Stored data
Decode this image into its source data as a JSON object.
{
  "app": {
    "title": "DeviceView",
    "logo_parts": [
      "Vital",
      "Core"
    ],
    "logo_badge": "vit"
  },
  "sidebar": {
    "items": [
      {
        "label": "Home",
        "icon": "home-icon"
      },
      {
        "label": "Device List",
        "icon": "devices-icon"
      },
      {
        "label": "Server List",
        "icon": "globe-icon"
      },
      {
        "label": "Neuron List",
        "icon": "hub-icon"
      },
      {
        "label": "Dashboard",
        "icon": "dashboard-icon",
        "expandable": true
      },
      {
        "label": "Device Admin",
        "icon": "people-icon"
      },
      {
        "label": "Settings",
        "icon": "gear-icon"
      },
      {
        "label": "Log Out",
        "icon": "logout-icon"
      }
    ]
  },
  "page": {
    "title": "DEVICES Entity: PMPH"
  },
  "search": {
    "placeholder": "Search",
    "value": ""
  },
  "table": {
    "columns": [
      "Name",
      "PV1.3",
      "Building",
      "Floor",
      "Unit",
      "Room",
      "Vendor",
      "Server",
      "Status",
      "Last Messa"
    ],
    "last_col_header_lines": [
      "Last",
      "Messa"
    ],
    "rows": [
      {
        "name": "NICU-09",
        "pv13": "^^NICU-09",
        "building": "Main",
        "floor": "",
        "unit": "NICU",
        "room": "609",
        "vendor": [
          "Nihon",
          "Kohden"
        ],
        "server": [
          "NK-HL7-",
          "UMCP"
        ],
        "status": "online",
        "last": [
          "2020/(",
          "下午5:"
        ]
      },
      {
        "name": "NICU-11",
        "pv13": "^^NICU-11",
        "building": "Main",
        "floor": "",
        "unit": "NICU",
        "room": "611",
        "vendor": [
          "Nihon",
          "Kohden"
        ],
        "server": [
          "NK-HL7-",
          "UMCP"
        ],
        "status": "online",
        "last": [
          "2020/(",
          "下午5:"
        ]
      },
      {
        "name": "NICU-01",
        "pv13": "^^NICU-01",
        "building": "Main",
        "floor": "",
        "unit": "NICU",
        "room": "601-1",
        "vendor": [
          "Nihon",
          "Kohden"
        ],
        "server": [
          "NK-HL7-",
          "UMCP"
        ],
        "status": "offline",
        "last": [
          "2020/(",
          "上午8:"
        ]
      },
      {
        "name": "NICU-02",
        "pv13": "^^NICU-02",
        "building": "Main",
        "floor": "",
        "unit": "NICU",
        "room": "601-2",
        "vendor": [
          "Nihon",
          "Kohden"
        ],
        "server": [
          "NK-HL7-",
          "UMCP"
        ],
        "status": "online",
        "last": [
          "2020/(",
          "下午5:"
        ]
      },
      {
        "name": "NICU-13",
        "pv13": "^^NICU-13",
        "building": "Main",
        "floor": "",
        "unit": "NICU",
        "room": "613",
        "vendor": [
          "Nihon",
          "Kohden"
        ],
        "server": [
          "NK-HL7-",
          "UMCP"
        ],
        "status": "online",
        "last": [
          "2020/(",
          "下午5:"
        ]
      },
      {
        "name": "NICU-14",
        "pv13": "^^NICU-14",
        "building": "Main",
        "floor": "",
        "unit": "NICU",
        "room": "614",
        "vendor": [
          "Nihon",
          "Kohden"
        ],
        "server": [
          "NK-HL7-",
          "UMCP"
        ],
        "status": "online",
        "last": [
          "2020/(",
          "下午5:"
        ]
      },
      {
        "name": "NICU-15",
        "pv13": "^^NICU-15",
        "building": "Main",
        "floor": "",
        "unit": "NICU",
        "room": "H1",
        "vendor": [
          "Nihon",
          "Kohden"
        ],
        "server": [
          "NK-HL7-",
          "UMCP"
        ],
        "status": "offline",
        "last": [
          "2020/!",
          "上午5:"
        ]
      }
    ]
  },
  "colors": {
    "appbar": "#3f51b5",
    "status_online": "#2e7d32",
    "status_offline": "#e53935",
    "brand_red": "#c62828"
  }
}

» Problem details
Extract the complete listing verbatim.

» Correct result
Decode this image into its source data as a JSON object.
{
  "app": {
    "title": "DeviceView",
    "logo_parts": [
      "Vital",
      "Core"
    ],
    "logo_badge": "vit"
  },
  "sidebar": {
    "items": [
      {
        "label": "Home",
        "icon": "home-icon"
      },
      {
        "label": "Device List",
        "icon": "devices-icon"
      },
      {
        "label": "Server List",
        "icon": "globe-icon"
      },
      {
        "label": "Neuron List",
        "icon": "hub-icon"
      },
      {
        "label": "Dashboard",
        "icon": "dashboard-icon",
        "expandable": true
      },
      {
        "label": "Device Admin",
        "icon": "people-icon"
      },
      {
        "label": "Settings",
        "icon": "gear-icon"
      },
      {
        "label": "Log Out",
        "icon": "logout-icon"
      }
    ]
  },
  "page": {
    "title": "DEVICES Entity: PMPH"
  },
  "search": {
    "placeholder": "Search",
    "value": ""
  },
  "table": {
    "columns": [
      "Name",
      "PV1.3",
      "Building",
      "Floor",
      "Unit",
      "Room",
      "Vendor",
      "Server",
      "Status",
      "Last Messa"
    ],
    "last_col_header_lines": [
      "Last",
      "Messa"
    ],
    "rows": [
      {
        "name": "NICU-09",
        "pv13": "^^NICU-09",
        "building": "Main",
        "floor": "",
        "unit": "NICU",
        "room": "609",
        "vendor": [
          "Nihon",
          "Kohden"
        ],
        "server": [
          "NK-HL7-",
          "UMCP"
        ],
        "status": "online",
        "last": [
          "2020/(",
          "下午5:"
        ]
      },
      {
        "name": "NICU-11",
        "pv13": "^^NICU-11",
        "building": "Main",
        "floor": "",
        "unit": "NICU",
        "room": "611",
        "vendor": [
          "Nihon",
          "Kohden"
        ],
        "server": [
          "NK-HL7-",
          "UMCP"
        ],
        "status": "online",
        "last": [
          "2020/(",
          "下午5:"
        ]
      },
      {
        "name": "NICU-01",
        "pv13": "^^NICU-01",
        "building": "Main",
        "floor": "",
        "unit": "NICU",
        "room": "601-1",
        "vendor": [
          "Nihon",
          "Kohden"
        ],
        "server": [
          "NK-HL7-",
          "UMCP"
        ],
        "status": "offline",
        "last": [
          "2020/(",
          "上午8:"
        ]
      },
      {
        "name": "NICU-02",
        "pv13": "^^NICU-02",
        "building": "Main",
        "floor": "",
        "unit": "NICU",
        "room": "601-2",
        "vendor": [
          "Nihon",
          "Kohden"
        ],
        "server": [
          "NK-HL7-",
          "UMCP"
        ],
        "status": "online",
        "last": [
          "2020/(",
          "下午5:"
        ]
      },
      {
        "name": "NICU-13",
        "pv13": "^^NICU-13",
        "building": "Main",
        "floor": "",
        "unit": "NICU",
        "room": "613",
        "vendor": [
          "Nihon",
          "Kohden"
        ],
        "server": [
          "NK-HL7-",
          "UMCP"
        ],
        "status": "online",
        "last": [
          "2020/(",
          "下午5:"
        ]
      },
      {
        "name": "NICU-14",
        "pv13": "^^NICU-14",
        "building": "Main",
        "floor": "",
        "unit": "NICU",
        "room": "614",
        "vendor": [
          "Nihon",
          "Kohden"
        ],
        "server": [
          "NK-HL7-",
          "UMCP"
        ],
        "status": "online",
        "last": [
          "2020/(",
          "下午5:"
        ]
      },
      {
        "name": "NICU-15",
        "pv13": "^^NICU-15",
        "building": "Main",
        "floor": "",
        "unit": "NICU",
        "room": "H1",
        "vendor": [
          "Nihon",
          "Kohden"
        ],
        "server": [
          "NK-HL7-",
          "UMCP"
        ],
        "status": "offline",
        "last": [
          "2020/!",
          "上午5:"
        ]
      }
    ]
  },
  "colors": {
    "appbar": "#3f51b5",
    "status_online": "#2e7d32",
    "status_offline": "#e53935",
    "brand_red": "#c62828"
  }
}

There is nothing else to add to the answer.